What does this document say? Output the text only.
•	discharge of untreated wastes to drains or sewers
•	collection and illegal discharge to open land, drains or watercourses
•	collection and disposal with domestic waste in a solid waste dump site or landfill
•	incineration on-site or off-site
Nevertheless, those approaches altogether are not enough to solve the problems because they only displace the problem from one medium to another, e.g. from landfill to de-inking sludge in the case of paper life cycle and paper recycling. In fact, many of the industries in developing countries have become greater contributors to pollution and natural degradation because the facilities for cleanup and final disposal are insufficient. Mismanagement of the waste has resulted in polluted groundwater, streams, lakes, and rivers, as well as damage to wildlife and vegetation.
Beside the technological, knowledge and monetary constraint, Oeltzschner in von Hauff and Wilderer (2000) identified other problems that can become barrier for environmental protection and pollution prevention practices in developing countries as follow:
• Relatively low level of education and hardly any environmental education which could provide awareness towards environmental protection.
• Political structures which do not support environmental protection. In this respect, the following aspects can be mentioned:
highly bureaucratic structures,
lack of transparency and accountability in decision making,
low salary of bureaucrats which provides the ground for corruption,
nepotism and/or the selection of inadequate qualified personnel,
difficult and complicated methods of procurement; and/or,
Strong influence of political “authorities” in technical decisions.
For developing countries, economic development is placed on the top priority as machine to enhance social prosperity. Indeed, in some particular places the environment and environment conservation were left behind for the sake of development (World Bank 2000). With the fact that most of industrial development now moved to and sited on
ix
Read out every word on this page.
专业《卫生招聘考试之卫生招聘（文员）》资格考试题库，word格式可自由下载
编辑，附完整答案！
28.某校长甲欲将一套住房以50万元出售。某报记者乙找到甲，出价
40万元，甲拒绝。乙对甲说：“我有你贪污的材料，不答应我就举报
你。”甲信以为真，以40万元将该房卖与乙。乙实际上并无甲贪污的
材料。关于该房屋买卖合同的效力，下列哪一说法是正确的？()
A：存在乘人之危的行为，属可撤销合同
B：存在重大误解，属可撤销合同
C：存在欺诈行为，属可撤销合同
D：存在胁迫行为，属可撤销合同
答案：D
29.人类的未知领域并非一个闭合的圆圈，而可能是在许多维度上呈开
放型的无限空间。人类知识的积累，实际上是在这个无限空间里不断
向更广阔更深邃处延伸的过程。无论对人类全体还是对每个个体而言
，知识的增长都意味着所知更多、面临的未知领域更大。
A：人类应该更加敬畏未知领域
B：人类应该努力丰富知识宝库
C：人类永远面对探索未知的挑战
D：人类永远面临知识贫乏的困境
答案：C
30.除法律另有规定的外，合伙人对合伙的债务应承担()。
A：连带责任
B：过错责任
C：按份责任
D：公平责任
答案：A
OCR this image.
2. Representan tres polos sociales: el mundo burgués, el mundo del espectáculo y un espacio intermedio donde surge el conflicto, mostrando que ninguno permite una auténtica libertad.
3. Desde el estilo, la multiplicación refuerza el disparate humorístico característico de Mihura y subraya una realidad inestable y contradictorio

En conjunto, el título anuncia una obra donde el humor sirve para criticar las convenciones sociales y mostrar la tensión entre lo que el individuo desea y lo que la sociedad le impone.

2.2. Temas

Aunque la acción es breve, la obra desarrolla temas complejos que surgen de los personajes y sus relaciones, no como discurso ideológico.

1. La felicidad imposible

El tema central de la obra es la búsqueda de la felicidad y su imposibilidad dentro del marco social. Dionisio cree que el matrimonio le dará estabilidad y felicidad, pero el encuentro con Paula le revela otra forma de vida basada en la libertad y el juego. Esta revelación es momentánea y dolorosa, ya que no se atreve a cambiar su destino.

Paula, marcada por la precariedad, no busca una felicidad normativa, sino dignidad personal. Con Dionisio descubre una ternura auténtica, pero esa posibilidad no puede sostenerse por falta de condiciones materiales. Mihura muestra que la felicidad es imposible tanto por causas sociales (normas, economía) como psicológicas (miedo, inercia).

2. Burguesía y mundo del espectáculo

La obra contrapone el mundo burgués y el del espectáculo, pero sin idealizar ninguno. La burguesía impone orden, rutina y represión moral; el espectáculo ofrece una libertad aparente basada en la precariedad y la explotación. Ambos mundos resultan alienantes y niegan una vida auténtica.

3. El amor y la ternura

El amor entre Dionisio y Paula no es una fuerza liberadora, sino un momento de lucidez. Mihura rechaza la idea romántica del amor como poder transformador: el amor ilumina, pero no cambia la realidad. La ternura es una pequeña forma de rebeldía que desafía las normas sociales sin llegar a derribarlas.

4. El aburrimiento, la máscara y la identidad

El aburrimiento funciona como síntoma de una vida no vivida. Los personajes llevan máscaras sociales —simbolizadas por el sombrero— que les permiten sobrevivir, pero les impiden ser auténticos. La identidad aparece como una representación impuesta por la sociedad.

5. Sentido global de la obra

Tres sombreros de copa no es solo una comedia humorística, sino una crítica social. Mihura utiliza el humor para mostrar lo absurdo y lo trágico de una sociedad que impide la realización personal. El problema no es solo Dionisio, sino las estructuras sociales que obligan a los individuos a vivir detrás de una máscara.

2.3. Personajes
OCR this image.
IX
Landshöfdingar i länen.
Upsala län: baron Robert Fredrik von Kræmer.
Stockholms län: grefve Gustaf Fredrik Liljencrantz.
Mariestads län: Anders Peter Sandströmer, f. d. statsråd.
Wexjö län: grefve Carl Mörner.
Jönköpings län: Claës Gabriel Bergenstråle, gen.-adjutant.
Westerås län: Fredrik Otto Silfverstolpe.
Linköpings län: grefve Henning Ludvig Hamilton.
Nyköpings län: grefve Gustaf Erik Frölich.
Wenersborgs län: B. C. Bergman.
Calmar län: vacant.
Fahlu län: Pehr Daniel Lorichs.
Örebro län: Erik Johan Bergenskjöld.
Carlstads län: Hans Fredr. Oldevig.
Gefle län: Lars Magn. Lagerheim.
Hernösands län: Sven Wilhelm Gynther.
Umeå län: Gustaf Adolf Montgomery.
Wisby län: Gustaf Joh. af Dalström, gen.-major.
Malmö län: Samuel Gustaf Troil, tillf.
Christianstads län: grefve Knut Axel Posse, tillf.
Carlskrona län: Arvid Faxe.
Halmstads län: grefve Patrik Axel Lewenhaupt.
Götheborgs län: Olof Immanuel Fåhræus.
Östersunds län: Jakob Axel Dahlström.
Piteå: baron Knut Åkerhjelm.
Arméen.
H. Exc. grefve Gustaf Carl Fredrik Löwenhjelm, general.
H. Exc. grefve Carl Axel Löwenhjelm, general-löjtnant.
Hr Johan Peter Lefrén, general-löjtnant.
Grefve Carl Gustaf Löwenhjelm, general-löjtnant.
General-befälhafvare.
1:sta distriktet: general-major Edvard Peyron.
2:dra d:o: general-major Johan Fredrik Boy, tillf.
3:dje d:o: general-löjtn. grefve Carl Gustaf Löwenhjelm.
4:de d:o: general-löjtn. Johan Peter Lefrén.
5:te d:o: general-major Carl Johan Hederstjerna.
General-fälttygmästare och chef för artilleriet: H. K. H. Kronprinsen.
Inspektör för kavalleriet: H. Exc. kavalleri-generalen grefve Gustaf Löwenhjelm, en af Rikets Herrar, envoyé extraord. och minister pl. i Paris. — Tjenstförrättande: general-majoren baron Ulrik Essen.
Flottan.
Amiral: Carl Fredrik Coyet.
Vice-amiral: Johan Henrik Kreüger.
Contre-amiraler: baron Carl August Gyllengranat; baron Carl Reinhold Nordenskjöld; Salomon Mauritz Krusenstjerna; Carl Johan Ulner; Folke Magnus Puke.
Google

————

▶ [WHAT IS ASKED]
Print all of the entries again, exactly as written.

▶ [THE REPLY]
What does this document say? Output the text only.
•	discharge of untreated wastes to drains or sewers
•	collection and illegal discharge to open land, drains or watercourses
•	collection and disposal with domestic waste in a solid waste dump site or landfill
•	incineration on-site or off-site
Nevertheless, those approaches altogether are not enough to solve the problems because they only displace the problem from one medium to another, e.g. from landfill to de-inking sludge in the case of paper life cycle and paper recycling. In fact, many of the industries in developing countries have become greater contributors to pollution and natural degradation because the facilities for cleanup and final disposal are insufficient. Mismanagement of the waste has resulted in polluted groundwater, streams, lakes, and rivers, as well as damage to wildlife and vegetation.
Beside the technological, knowledge and monetary constraint, Oeltzschner in von Hauff and Wilderer (2000) identified other problems that can become barrier for environmental protection and pollution prevention practices in developing countries as follow:
• Relatively low level of education and hardly any environmental education which could provide awareness towards environmental protection.
• Political structures which do not support environmental protection. In this respect, the following aspects can be mentioned:
highly bureaucratic structures,
lack of transparency and accountability in decision making,
low salary of bureaucrats which provides the ground for corruption,
nepotism and/or the selection of inadequate qualified personnel,
difficult and complicated methods of procurement; and/or,
Strong influence of political “authorities” in technical decisions.
For developing countries, economic development is placed on the top priority as machine to enhance social prosperity. Indeed, in some particular places the environment and environment conservation were left behind for the sake of development (World Bank 2000). With the fact that most of industrial development now moved to and sited on
ix
Read out every word on this page.
专业《卫生招聘考试之卫生招聘（文员）》资格考试题库，word格式可自由下载
编辑，附完整答案！
28.某校长甲欲将一套住房以50万元出售。某报记者乙找到甲，出价
40万元，甲拒绝。乙对甲说：“我有你贪污的材料，不答应我就举报
你。”甲信以为真，以40万元将该房卖与乙。乙实际上并无甲贪污的
材料。关于该房屋买卖合同的效力，下列哪一说法是正确的？()
A：存在乘人之危的行为，属可撤销合同
B：存在重大误解，属可撤销合同
C：存在欺诈行为，属可撤销合同
D：存在胁迫行为，属可撤销合同
答案：D
29.人类的未知领域并非一个闭合的圆圈，而可能是在许多维度上呈开
放型的无限空间。人类知识的积累，实际上是在这个无限空间里不断
向更广阔更深邃处延伸的过程。无论对人类全体还是对每个个体而言
，知识的增长都意味着所知更多、面临的未知领域更大。
A：人类应该更加敬畏未知领域
B：人类应该努力丰富知识宝库
C：人类永远面对探索未知的挑战
D：人类永远面临知识贫乏的困境
答案：C
30.除法律另有规定的外，合伙人对合伙的债务应承担()。
A：连带责任
B：过错责任
C：按份责任
D：公平责任
答案：A
OCR this image.
2. Representan tres polos sociales: el mundo burgués, el mundo del espectáculo y un espacio intermedio donde surge el conflicto, mostrando que ninguno permite una auténtica libertad.
3. Desde el estilo, la multiplicación refuerza el disparate humorístico característico de Mihura y subraya una realidad inestable y contradictorio

En conjunto, el título anuncia una obra donde el humor sirve para criticar las convenciones sociales y mostrar la tensión entre lo que el individuo desea y lo que la sociedad le impone.

2.2. Temas

Aunque la acción es breve, la obra desarrolla temas complejos que surgen de los personajes y sus relaciones, no como discurso ideológico.

1. La felicidad imposible

El tema central de la obra es la búsqueda de la felicidad y su imposibilidad dentro del marco social. Dionisio cree que el matrimonio le dará estabilidad y felicidad, pero el encuentro con Paula le revela otra forma de vida basada en la libertad y el juego. Esta revelación es momentánea y dolorosa, ya que no se atreve a cambiar su destino.

Paula, marcada por la precariedad, no busca una felicidad normativa, sino dignidad personal. Con Dionisio descubre una ternura auténtica, pero esa posibilidad no puede sostenerse por falta de condiciones materiales. Mihura muestra que la felicidad es imposible tanto por causas sociales (normas, economía) como psicológicas (miedo, inercia).

2. Burguesía y mundo del espectáculo

La obra contrapone el mundo burgués y el del espectáculo, pero sin idealizar ninguno. La burguesía impone orden, rutina y represión moral; el espectáculo ofrece una libertad aparente basada en la precariedad y la explotación. Ambos mundos resultan alienantes y niegan una vida auténtica.

3. El amor y la ternura

El amor entre Dionisio y Paula no es una fuerza liberadora, sino un momento de lucidez. Mihura rechaza la idea romántica del amor como poder transformador: el amor ilumina, pero no cambia la realidad. La ternura es una pequeña forma de rebeldía que desafía las normas sociales sin llegar a derribarlas.

4. El aburrimiento, la máscara y la identidad

El aburrimiento funciona como síntoma de una vida no vivida. Los personajes llevan máscaras sociales —simbolizadas por el sombrero— que les permiten sobrevivir, pero les impiden ser auténticos. La identidad aparece como una representación impuesta por la sociedad.

5. Sentido global de la obra

Tres sombreros de copa no es solo una comedia humorística, sino una crítica social. Mihura utiliza el humor para mostrar lo absurdo y lo trágico de una sociedad que impide la realización personal. El problema no es solo Dionisio, sino las estructuras sociales que obligan a los individuos a vivir detrás de una máscara.

2.3. Personajes
OCR this image.
IX
Landshöfdingar i länen.
Upsala län: baron Robert Fredrik von Kræmer.
Stockholms län: grefve Gustaf Fredrik Liljencrantz.
Mariestads län: Anders Peter Sandströmer, f. d. statsråd.
Wexjö län: grefve Carl Mörner.
Jönköpings län: Claës Gabriel Bergenstråle, gen.-adjutant.
Westerås län: Fredrik Otto Silfverstolpe.
Linköpings län: grefve Henning Ludvig Hamilton.
Nyköpings län: grefve Gustaf Erik Frölich.
Wenersborgs län: B. C. Bergman.
Calmar län: vacant.
Fahlu län: Pehr Daniel Lorichs.
Örebro län: Erik Johan Bergenskjöld.
Carlstads län: Hans Fredr. Oldevig.
Gefle län: Lars Magn. Lagerheim.
Hernösands län: Sven Wilhelm Gynther.
Umeå län: Gustaf Adolf Montgomery.
Wisby län: Gustaf Joh. af Dalström, gen.-major.
Malmö län: Samuel Gustaf Troil, tillf.
Christianstads län: grefve Knut Axel Posse, tillf.
Carlskrona län: Arvid Faxe.
Halmstads län: grefve Patrik Axel Lewenhaupt.
Götheborgs län: Olof Immanuel Fåhræus.
Östersunds län: Jakob Axel Dahlström.
Piteå: baron Knut Åkerhjelm.
Arméen.
H. Exc. grefve Gustaf Carl Fredrik Löwenhjelm, general.
H. Exc. grefve Carl Axel Löwenhjelm, general-löjtnant.
Hr Johan Peter Lefrén, general-löjtnant.
Grefve Carl Gustaf Löwenhjelm, general-löjtnant.
General-befälhafvare.
1:sta distriktet: general-major Edvard Peyron.
2:dra d:o: general-major Johan Fredrik Boy, tillf.
3:dje d:o: general-löjtn. grefve Carl Gustaf Löwenhjelm.
4:de d:o: general-löjtn. Johan Peter Lefrén.
5:te d:o: general-major Carl Johan Hederstjerna.
General-fälttygmästare och chef för artilleriet: H. K. H. Kronprinsen.
Inspektör för kavalleriet: H. Exc. kavalleri-generalen grefve Gustaf Löwenhjelm, en af Rikets Herrar, envoyé extraord. och minister pl. i Paris. — Tjenstförrättande: general-majoren baron Ulrik Essen.
Flottan.
Amiral: Carl Fredrik Coyet.
Vice-amiral: Johan Henrik Kreüger.
Contre-amiraler: baron Carl August Gyllengranat; baron Carl Reinhold Nordenskjöld; Salomon Mauritz Krusenstjerna; Carl Johan Ulner; Folke Magnus Puke.
Google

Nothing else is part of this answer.